§ Texte présenté

§ §

Le triomphe des possibles
Le dimanche 17 décembre 2017, l’équipe de France féminine est devenue championne du monde à Hambourg (Allemagne), en dominant la Norvège par 23 à 21 (11-10). Un exploit retentissant qui permettra aux Bleues d’orner une 2e étoile sur leur maillot, 14 ans après le sacre de 2003. L’année 2017 avait débuté par le succès des garçons face à la Norvège, 12 mois après, la même affiche a de nouveau souri au Handball français grâce à ses magnifiques joueuses désormais éternelles. Les Bleues ont réalisé un triplé autant inédit que splendide après l’argent olympique de Rio et le bronze de l’Euro 2016. Une magnifique série en cours avant l’EHF EURO 2018 organisé en France du 29 novembre au 16 décembre 2018. Cette médaille remportée sous le regard bienveillant de millions de Français leur a offert une campagne de communication à leur démesure.

En s’imposant face à la Norvège, une nation quasiment invincible, l’équipe de France a bien écrit une page sublime de son histoire. Sûrement la plus belle car achevée au terme d’une finale parfaitement maîtrisée qui a séduit le monde du Handball et bien au-delà. Nos handballeuses françaises et leur coach sont entrées de plain-pied dans l’histoire du sport français. Ce succès n’est évidemment pas le fruit du hasard ou des circonstances. Il émane d’une analyse subtile : un groupe homogène avec des joueuses en pleine maturité auxquelles il manquait un ingrédient : une condition physique optimale, de bout en bout.

Ainsi dès le début de la préparation à Meudon-la-Forêt, Olivier Krumbholz a mobilisé son staff sur la nécessité absolue de bien préparer les joueuses au carré final. Une routine de récupération a été mise en place avec un objectif unique : permettre aux joueuses de disposer d’un maximum de fraîcheur pour être en mesure de mettre fin à une série de finales perdues (deux mondiales en 2009 et 2011 et une olympique en 2016). Un partie prix qui a guidé l’entraîneur pendant toute la compétition avec des temps de jeu harmonieux et pour d’autres joueuses, leur mobilisation à apporter un vrai plus, en témoigne les 2 buts dans le money-time de la finale, inscrits par la benjamine Orlane Kanor, dans sillage d’une Allison Pineau de plus en plus brillante au fil des matches. Arrivée sans aucun match disputé depuis mai dernier, la grande Ali s’est préparée avec la croyance que son heure viendrait. « Et puis quand tu regardes dans les yeux d’Allison, tu vois sa rage et cette hargne. Elle a une dimension énorme dans cette équipe, rapporte sa brillante coéquipière Laurisa Landre. Dès qu’elle te donne toute sa force et sa puissance, tu as juste envie de la suivre et de donner ton meilleur. »

§ §

§ Données
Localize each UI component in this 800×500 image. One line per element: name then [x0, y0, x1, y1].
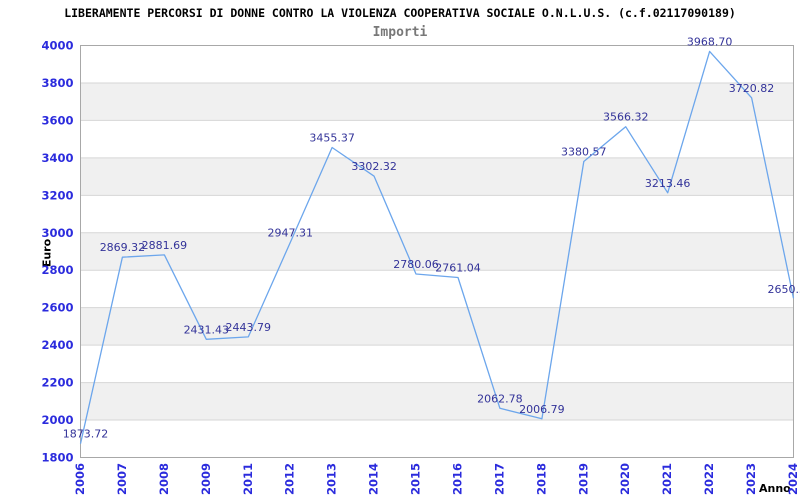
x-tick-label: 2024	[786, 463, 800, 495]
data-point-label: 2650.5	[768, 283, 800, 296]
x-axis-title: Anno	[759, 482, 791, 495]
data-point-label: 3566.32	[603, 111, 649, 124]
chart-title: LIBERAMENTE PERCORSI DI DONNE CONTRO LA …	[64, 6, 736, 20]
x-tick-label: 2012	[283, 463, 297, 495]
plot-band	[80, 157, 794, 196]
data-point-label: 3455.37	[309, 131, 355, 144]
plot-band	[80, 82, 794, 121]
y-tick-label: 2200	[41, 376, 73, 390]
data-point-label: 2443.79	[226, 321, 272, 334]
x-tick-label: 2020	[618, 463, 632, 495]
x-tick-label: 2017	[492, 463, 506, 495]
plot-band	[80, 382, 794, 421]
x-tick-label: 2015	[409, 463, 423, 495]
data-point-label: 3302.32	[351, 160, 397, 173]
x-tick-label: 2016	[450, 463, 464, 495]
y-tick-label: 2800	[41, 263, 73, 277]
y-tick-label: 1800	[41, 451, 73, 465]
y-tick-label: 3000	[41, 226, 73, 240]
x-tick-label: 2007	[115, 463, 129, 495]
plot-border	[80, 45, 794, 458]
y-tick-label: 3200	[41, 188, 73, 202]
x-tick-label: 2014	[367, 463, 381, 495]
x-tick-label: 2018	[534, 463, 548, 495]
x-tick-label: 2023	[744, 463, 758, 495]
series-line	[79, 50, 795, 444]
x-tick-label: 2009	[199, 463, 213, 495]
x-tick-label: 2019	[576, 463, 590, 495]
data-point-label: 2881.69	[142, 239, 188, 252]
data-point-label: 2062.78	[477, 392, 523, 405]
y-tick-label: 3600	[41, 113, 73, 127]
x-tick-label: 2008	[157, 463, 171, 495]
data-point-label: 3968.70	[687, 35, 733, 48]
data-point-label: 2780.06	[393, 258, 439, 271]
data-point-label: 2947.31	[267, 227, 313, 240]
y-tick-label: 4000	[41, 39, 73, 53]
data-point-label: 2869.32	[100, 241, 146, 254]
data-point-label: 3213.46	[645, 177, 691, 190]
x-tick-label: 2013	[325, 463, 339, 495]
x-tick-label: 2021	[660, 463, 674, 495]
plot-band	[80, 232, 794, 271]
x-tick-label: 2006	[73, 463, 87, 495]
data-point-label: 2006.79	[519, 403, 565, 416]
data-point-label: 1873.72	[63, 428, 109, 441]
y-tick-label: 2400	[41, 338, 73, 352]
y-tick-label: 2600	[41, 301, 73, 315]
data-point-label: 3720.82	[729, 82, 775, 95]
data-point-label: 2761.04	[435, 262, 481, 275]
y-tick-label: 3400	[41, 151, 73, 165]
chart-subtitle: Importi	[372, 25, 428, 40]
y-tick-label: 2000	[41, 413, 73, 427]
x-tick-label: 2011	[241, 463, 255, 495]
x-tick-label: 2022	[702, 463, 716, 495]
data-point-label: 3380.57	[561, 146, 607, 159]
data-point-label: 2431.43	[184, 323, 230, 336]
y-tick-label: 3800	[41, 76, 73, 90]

§ §

§ Travail à faire
1. Répondez à ces questions d'après le texte sur le titre mondial des Bleues.
(a) Sur quel score la France a-t-elle battu la Norvège en finale ?
(b) Dans quelle ville la préparation de l'équipe a-t-elle commencé ?
(c) Quelle joueuse a inscrit deux buts dans le money-time de la finale ?
2. Relevez sans rien changer le passage du texte sur le titre mondial des Bleues qui va de "En s’imposant face" à "bout en bout.".
3. Poursuivez le texte sur le titre mondial des Bleues après sa dernière phrase.

§ Réponses fournies
1.
(a) 23 à 21 (11-10 à la mi-temps).
(b) À Meudon-la-Forêt.
(c) La benjamine Orlane Kanor.

2.
En s’imposant face à la Norvège, une nation quasiment invincible, l’équipe de France a bien écrit une page sublime de son histoire. Sûrement la plus belle car achevée au terme d’une finale parfaitement maîtrisée qui a séduit le monde du Handball et bien au-delà. Nos handballeuses françaises et leur coach sont entrées de plain-pied dans l’histoire du sport français. Ce succès n’est évidemment pas le fruit du hasard ou des circonstances. Il émane d’une analyse subtile : un groupe homogène avec des joueuses en pleine maturité auxquelles il manquait un ingrédient : une condition physique optimale, de bout en bout.

3.
La capitaine Siraba Dembélé peut exulter : les Bleues ont renversé la Norvège pour s’adjuger le titre mondial 2017. (Photo FFHandball / S.Pillaud).

Opportunes pour faire fortune
Mal embarquées lors du tour préliminaire, les Bleues ont tiré parti de toutes les opportunités pour conquérir leur 2e titre mondial.

Coup de froid sur Trèves
Favorites au dernier carré, les Bleues entament ce Mondial à Trêves à quelques encablures de la frontière. Prises à froid, les Tricolores n’ont jamais réussi à déborder une équipe slovène parfaitement menée par la Messine Ana Gros et ses 9 buts. Une défaite (23-24) qui sonnait comme une piqûre de rappel. « L’équipe de France n’existe pas sans agressivité et combativité, commentait Grace Zaadi pourtant à son aise sur ce match d’ouverture. Je suis très proche d’Ana Gros, je sais ce qu’il se passe dans leur équipe, nous ne les avons pas sous-estimées. Je n’explique pas ce non-match de notre part. » 24 heures plus tard, les vice-championnes olympiques revenaient sur le 40×20 m pour s’imposer 26 à 19 face à l’Angola, déjà largement battu cinq jours plus tôt à Metz, lors de l’ultime match de préparation. L’occasion pour certaines, et pas des moindres, de renter dans ce Mondial. « Cela fait toujours plaisir de gagner, surtout après la non prestation d’hier. Je vais parler plus de moi d’ailleurs, se confiait Alexandra Lacrabère en zone mixte. Car si l’équipe a été mauvaise, je n’ai rien fait pour l’aider à s’en sortir. Si j’avais été plus présente et plus stable au niveau des tirs, nous aurions nettement gagner ce match. Je m’en suis voulu, j’ai mal dormi, j’ai passé une sale journée. J’étais très déçue et j’ai même eu honte de moi. Je n’arrive pas à comprendre, mais le plus important est le rebond d’aujourd’hui. » Un rebond qui allait se poursuivre face à la tendre et séduisante équipe du Paraguay et une large victoire 35 à 13 après un premier acte très emprunté (14-10).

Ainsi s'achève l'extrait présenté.